══ ROWS

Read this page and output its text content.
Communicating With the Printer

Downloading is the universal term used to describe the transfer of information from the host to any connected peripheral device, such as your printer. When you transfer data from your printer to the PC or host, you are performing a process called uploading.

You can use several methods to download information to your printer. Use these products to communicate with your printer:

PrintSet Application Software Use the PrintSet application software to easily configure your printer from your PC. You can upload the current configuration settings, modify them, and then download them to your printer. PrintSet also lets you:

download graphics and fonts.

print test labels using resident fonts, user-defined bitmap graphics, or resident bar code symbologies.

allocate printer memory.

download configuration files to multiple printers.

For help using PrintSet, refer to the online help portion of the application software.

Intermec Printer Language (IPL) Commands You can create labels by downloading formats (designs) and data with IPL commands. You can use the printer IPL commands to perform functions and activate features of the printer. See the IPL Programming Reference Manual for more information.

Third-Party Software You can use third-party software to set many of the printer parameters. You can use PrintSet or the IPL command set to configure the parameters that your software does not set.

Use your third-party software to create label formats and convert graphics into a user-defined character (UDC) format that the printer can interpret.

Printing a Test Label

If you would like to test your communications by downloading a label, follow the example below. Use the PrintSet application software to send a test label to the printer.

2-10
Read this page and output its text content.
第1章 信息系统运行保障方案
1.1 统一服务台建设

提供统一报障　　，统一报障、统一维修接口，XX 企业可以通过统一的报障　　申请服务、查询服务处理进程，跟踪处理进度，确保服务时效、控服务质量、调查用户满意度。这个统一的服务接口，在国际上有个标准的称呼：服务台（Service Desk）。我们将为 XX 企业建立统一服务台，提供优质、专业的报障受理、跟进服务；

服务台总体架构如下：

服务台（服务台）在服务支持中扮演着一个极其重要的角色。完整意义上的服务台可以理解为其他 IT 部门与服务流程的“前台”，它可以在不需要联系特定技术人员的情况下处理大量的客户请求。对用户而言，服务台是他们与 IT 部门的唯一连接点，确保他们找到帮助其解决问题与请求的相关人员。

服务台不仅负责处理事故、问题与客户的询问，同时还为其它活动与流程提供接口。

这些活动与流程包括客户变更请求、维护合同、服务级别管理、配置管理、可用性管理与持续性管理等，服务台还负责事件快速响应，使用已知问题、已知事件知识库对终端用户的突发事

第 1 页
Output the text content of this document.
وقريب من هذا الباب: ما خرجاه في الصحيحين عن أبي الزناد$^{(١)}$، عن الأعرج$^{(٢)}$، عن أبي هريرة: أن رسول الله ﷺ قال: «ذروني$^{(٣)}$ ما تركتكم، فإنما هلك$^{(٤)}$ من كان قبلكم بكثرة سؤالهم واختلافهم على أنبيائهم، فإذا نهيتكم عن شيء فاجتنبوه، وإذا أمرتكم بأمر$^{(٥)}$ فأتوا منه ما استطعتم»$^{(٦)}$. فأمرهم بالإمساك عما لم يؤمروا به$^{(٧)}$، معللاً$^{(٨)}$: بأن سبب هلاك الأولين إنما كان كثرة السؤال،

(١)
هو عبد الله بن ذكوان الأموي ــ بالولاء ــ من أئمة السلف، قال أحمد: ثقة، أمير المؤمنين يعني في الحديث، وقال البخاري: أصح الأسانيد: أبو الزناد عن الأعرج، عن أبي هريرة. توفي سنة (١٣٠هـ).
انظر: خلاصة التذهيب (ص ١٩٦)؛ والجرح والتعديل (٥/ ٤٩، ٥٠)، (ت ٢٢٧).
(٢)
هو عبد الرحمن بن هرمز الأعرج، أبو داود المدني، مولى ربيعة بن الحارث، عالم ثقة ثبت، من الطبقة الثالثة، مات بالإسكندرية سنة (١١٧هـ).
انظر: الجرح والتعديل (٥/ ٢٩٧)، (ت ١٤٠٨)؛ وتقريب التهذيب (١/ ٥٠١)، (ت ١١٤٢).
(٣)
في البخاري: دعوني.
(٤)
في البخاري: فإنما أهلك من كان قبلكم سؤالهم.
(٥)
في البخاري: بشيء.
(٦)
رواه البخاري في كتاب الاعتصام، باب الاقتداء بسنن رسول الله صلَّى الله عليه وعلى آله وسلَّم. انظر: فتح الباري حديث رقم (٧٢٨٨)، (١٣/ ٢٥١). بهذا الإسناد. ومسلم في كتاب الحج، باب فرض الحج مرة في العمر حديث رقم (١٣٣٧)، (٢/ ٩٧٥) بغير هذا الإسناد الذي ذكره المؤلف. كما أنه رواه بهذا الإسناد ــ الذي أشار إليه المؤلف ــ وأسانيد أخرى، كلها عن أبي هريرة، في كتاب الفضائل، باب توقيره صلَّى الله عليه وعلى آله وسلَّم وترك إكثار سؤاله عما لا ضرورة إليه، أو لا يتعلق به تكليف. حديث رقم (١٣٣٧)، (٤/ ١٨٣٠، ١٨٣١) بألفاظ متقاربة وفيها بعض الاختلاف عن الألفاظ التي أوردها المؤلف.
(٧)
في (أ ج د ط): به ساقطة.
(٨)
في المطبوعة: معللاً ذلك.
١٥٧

════

SET EXERCISE — Extract all lines as given.

ANSWER TO THE PROBLEM —
Read this page and output its text content.
Communicating With the Printer

Downloading is the universal term used to describe the transfer of information from the host to any connected peripheral device, such as your printer. When you transfer data from your printer to the PC or host, you are performing a process called uploading.

You can use several methods to download information to your printer. Use these products to communicate with your printer:

PrintSet Application Software Use the PrintSet application software to easily configure your printer from your PC. You can upload the current configuration settings, modify them, and then download them to your printer. PrintSet also lets you:

download graphics and fonts.

print test labels using resident fonts, user-defined bitmap graphics, or resident bar code symbologies.

allocate printer memory.

download configuration files to multiple printers.

For help using PrintSet, refer to the online help portion of the application software.

Intermec Printer Language (IPL) Commands You can create labels by downloading formats (designs) and data with IPL commands. You can use the printer IPL commands to perform functions and activate features of the printer. See the IPL Programming Reference Manual for more information.

Third-Party Software You can use third-party software to set many of the printer parameters. You can use PrintSet or the IPL command set to configure the parameters that your software does not set.

Use your third-party software to create label formats and convert graphics into a user-defined character (UDC) format that the printer can interpret.

Printing a Test Label

If you would like to test your communications by downloading a label, follow the example below. Use the PrintSet application software to send a test label to the printer.

2-10
Read this page and output its text content.
第1章 信息系统运行保障方案
1.1 统一服务台建设

提供统一报障　　，统一报障、统一维修接口，XX 企业可以通过统一的报障　　申请服务、查询服务处理进程，跟踪处理进度，确保服务时效、控服务质量、调查用户满意度。这个统一的服务接口，在国际上有个标准的称呼：服务台（Service Desk）。我们将为 XX 企业建立统一服务台，提供优质、专业的报障受理、跟进服务；

服务台总体架构如下：

服务台（服务台）在服务支持中扮演着一个极其重要的角色。完整意义上的服务台可以理解为其他 IT 部门与服务流程的“前台”，它可以在不需要联系特定技术人员的情况下处理大量的客户请求。对用户而言，服务台是他们与 IT 部门的唯一连接点，确保他们找到帮助其解决问题与请求的相关人员。

服务台不仅负责处理事故、问题与客户的询问，同时还为其它活动与流程提供接口。

这些活动与流程包括客户变更请求、维护合同、服务级别管理、配置管理、可用性管理与持续性管理等，服务台还负责事件快速响应，使用已知问题、已知事件知识库对终端用户的突发事

第 1 页
Output the text content of this document.
وقريب من هذا الباب: ما خرجاه في الصحيحين عن أبي الزناد$^{(١)}$، عن الأعرج$^{(٢)}$، عن أبي هريرة: أن رسول الله ﷺ قال: «ذروني$^{(٣)}$ ما تركتكم، فإنما هلك$^{(٤)}$ من كان قبلكم بكثرة سؤالهم واختلافهم على أنبيائهم، فإذا نهيتكم عن شيء فاجتنبوه، وإذا أمرتكم بأمر$^{(٥)}$ فأتوا منه ما استطعتم»$^{(٦)}$. فأمرهم بالإمساك عما لم يؤمروا به$^{(٧)}$، معللاً$^{(٨)}$: بأن سبب هلاك الأولين إنما كان كثرة السؤال،

(١)
هو عبد الله بن ذكوان الأموي ــ بالولاء ــ من أئمة السلف، قال أحمد: ثقة، أمير المؤمنين يعني في الحديث، وقال البخاري: أصح الأسانيد: أبو الزناد عن الأعرج، عن أبي هريرة. توفي سنة (١٣٠هـ).
انظر: خلاصة التذهيب (ص ١٩٦)؛ والجرح والتعديل (٥/ ٤٩، ٥٠)، (ت ٢٢٧).
(٢)
هو عبد الرحمن بن هرمز الأعرج، أبو داود المدني، مولى ربيعة بن الحارث، عالم ثقة ثبت، من الطبقة الثالثة، مات بالإسكندرية سنة (١١٧هـ).
انظر: الجرح والتعديل (٥/ ٢٩٧)، (ت ١٤٠٨)؛ وتقريب التهذيب (١/ ٥٠١)، (ت ١١٤٢).
(٣)
في البخاري: دعوني.
(٤)
في البخاري: فإنما أهلك من كان قبلكم سؤالهم.
(٥)
في البخاري: بشيء.
(٦)
رواه البخاري في كتاب الاعتصام، باب الاقتداء بسنن رسول الله صلَّى الله عليه وعلى آله وسلَّم. انظر: فتح الباري حديث رقم (٧٢٨٨)، (١٣/ ٢٥١). بهذا الإسناد. ومسلم في كتاب الحج، باب فرض الحج مرة في العمر حديث رقم (١٣٣٧)، (٢/ ٩٧٥) بغير هذا الإسناد الذي ذكره المؤلف. كما أنه رواه بهذا الإسناد ــ الذي أشار إليه المؤلف ــ وأسانيد أخرى، كلها عن أبي هريرة، في كتاب الفضائل، باب توقيره صلَّى الله عليه وعلى آله وسلَّم وترك إكثار سؤاله عما لا ضرورة إليه، أو لا يتعلق به تكليف. حديث رقم (١٣٣٧)، (٤/ ١٨٣٠، ١٨٣١) بألفاظ متقاربة وفيها بعض الاختلاف عن الألفاظ التي أوردها المؤلف.
(٧)
في (أ ج د ط): به ساقطة.
(٨)
في المطبوعة: معللاً ذلك.
١٥٧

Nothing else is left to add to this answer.